▶ _Exercise_
Pick out the lines in the listing below that contain the word "saved" and copy them.

··········

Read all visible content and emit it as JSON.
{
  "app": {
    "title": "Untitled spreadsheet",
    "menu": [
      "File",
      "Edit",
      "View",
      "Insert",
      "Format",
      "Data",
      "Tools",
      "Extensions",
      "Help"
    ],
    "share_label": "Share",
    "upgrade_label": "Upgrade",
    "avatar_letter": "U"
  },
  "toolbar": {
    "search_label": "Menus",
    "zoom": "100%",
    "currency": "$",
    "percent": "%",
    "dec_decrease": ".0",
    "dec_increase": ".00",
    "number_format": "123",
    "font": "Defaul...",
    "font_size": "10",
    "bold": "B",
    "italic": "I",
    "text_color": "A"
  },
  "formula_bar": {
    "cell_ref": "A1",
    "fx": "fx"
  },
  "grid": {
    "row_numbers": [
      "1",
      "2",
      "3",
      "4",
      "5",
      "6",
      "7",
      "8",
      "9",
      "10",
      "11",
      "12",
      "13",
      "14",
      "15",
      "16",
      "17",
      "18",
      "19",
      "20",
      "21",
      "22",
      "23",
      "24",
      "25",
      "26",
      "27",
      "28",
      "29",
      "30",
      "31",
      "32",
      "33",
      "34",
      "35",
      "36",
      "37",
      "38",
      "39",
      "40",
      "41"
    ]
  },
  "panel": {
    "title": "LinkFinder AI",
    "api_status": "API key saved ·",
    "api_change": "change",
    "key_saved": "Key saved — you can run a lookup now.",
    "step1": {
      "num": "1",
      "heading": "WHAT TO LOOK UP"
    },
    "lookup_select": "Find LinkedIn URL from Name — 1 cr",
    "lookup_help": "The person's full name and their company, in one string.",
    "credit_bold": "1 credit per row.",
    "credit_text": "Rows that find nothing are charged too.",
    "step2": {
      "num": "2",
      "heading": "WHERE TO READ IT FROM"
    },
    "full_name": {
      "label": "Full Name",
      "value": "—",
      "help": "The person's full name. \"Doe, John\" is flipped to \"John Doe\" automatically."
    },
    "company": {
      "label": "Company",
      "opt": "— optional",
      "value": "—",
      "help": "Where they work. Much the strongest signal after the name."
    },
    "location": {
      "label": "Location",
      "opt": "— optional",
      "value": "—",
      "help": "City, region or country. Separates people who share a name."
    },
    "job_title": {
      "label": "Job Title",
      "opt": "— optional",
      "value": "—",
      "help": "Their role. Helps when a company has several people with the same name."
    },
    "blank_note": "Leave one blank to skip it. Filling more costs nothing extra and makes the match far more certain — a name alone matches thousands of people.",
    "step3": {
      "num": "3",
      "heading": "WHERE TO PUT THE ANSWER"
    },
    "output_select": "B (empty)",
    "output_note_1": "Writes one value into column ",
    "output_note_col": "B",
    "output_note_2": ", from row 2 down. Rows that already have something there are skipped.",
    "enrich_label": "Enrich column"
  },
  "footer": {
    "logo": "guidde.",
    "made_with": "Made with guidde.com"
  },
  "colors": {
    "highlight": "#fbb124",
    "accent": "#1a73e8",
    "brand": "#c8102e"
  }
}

··········

▶ _Task solution_
    "api_status": "API key saved ·",
    "key_saved": "Key saved — you can run a lookup now.",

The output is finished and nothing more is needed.